## Problem statement
Write out each line of the material again, word for word.

Collected data entries
"""

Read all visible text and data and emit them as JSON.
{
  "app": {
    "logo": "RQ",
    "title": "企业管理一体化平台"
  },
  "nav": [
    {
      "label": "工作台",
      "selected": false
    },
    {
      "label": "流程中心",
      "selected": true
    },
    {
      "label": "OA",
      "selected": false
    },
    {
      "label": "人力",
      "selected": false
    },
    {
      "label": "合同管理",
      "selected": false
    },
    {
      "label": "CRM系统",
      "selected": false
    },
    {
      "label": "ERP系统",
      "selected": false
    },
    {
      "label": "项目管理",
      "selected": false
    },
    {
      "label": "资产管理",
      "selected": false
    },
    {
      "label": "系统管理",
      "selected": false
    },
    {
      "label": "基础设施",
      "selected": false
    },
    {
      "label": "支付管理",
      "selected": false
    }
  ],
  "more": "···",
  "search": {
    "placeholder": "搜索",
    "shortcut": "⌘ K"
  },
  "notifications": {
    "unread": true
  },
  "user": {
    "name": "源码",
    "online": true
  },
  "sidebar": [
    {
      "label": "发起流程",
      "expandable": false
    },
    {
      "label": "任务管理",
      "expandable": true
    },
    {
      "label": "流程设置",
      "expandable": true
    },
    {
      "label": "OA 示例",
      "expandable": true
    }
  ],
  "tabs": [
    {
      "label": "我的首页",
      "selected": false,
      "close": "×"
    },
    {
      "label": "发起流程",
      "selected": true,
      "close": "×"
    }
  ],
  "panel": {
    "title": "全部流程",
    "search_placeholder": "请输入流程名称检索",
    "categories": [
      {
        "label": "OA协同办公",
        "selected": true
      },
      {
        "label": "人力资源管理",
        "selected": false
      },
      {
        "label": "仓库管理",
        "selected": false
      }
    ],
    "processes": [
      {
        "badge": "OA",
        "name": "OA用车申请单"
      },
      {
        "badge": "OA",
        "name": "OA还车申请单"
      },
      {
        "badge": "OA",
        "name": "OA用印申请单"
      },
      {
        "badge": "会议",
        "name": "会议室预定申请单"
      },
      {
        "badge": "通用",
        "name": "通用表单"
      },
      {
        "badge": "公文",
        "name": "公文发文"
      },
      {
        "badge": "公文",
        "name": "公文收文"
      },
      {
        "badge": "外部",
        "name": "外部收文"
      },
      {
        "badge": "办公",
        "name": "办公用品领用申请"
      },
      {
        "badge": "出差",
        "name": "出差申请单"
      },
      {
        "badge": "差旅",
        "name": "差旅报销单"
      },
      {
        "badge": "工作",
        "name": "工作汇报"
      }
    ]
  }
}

"""

## Response below
Read all visible text and data and emit them as JSON.
{
  "app": {
    "logo": "RQ",
    "title": "企业管理一体化平台"
  },
  "nav": [
    {
      "label": "工作台",
      "selected": false
    },
    {
      "label": "流程中心",
      "selected": true
    },
    {
      "label": "OA",
      "selected": false
    },
    {
      "label": "人力",
      "selected": false
    },
    {
      "label": "合同管理",
      "selected": false
    },
    {
      "label": "CRM系统",
      "selected": false
    },
    {
      "label": "ERP系统",
      "selected": false
    },
    {
      "label": "项目管理",
      "selected": false
    },
    {
      "label": "资产管理",
      "selected": false
    },
    {
      "label": "系统管理",
      "selected": false
    },
    {
      "label": "基础设施",
      "selected": false
    },
    {
      "label": "支付管理",
      "selected": false
    }
  ],
  "more": "···",
  "search": {
    "placeholder": "搜索",
    "shortcut": "⌘ K"
  },
  "notifications": {
    "unread": true
  },
  "user": {
    "name": "源码",
    "online": true
  },
  "sidebar": [
    {
      "label": "发起流程",
      "expandable": false
    },
    {
      "label": "任务管理",
      "expandable": true
    },
    {
      "label": "流程设置",
      "expandable": true
    },
    {
      "label": "OA 示例",
      "expandable": true
    }
  ],
  "tabs": [
    {
      "label": "我的首页",
      "selected": false,
      "close": "×"
    },
    {
      "label": "发起流程",
      "selected": true,
      "close": "×"
    }
  ],
  "panel": {
    "title": "全部流程",
    "search_placeholder": "请输入流程名称检索",
    "categories": [
      {
        "label": "OA协同办公",
        "selected": true
      },
      {
        "label": "人力资源管理",
        "selected": false
      },
      {
        "label": "仓库管理",
        "selected": false
      }
    ],
    "processes": [
      {
        "badge": "OA",
        "name": "OA用车申请单"
      },
      {
        "badge": "OA",
        "name": "OA还车申请单"
      },
      {
        "badge": "OA",
        "name": "OA用印申请单"
      },
      {
        "badge": "会议",
        "name": "会议室预定申请单"
      },
      {
        "badge": "通用",
        "name": "通用表单"
      },
      {
        "badge": "公文",
        "name": "公文发文"
      },
      {
        "badge": "公文",
        "name": "公文收文"
      },
      {
        "badge": "外部",
        "name": "外部收文"
      },
      {
        "badge": "办公",
        "name": "办公用品领用申请"
      },
      {
        "badge": "出差",
        "name": "出差申请单"
      },
      {
        "badge": "差旅",
        "name": "差旅报销单"
      },
      {
        "badge": "工作",
        "name": "工作汇报"
      }
    ]
  }
}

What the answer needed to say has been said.